(Extracted data entries)
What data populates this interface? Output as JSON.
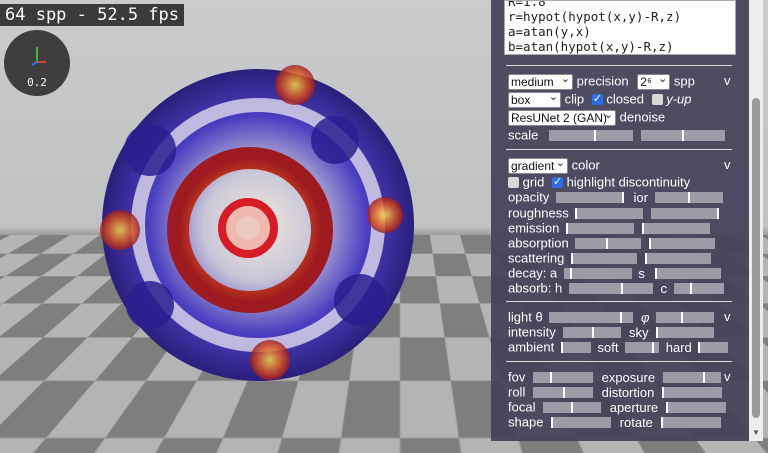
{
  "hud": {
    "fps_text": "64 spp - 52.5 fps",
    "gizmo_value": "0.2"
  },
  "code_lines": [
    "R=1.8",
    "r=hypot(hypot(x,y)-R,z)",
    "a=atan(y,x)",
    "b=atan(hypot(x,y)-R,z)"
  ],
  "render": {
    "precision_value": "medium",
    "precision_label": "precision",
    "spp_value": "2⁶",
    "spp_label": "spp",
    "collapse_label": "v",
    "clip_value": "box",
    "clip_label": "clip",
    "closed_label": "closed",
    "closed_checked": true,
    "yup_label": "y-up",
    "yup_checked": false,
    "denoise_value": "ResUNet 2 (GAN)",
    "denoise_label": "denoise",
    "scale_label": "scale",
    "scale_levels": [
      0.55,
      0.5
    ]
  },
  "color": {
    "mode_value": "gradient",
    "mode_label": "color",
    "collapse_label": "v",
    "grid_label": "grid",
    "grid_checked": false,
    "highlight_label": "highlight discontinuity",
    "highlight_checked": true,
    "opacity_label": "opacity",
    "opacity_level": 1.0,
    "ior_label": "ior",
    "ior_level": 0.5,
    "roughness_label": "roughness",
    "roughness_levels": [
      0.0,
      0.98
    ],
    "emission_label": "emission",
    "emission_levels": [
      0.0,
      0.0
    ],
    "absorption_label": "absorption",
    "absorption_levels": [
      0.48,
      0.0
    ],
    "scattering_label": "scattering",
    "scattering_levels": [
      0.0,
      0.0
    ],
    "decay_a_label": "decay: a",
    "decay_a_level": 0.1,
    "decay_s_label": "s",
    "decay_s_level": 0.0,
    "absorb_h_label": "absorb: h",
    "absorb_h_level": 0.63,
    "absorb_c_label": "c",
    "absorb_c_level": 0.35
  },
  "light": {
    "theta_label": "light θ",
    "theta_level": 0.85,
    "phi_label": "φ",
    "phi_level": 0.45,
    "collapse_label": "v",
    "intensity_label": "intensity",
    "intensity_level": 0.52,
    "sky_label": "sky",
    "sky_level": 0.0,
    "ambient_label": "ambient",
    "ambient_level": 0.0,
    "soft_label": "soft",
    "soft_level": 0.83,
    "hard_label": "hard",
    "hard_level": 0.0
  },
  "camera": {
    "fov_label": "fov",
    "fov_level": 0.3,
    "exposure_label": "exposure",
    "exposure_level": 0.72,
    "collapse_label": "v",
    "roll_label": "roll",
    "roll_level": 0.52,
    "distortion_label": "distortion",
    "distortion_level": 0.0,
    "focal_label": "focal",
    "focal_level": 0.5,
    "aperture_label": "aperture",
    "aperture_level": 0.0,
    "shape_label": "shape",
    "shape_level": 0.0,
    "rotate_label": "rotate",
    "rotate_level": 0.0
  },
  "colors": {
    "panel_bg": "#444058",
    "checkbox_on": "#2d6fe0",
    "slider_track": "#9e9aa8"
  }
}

--

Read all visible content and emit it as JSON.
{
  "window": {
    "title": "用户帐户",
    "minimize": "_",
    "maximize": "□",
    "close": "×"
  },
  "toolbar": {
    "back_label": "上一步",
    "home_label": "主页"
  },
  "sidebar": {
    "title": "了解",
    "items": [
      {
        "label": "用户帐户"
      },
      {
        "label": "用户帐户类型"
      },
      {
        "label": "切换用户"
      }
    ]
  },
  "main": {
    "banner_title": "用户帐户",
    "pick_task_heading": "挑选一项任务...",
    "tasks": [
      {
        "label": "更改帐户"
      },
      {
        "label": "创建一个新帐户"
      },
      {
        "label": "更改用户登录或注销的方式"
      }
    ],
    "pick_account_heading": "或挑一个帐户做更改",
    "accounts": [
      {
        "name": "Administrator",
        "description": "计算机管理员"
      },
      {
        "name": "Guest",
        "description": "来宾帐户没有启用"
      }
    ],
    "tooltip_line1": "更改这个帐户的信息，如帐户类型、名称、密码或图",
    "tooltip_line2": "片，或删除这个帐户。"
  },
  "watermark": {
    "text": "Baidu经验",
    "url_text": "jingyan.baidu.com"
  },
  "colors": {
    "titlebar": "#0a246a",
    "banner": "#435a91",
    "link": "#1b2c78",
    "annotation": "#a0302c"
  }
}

Stated exercise - All lines of the data above that include the word "true" must be shown.

Answer for this exercise -
    "closed_checked": true,
    "highlight_checked": true,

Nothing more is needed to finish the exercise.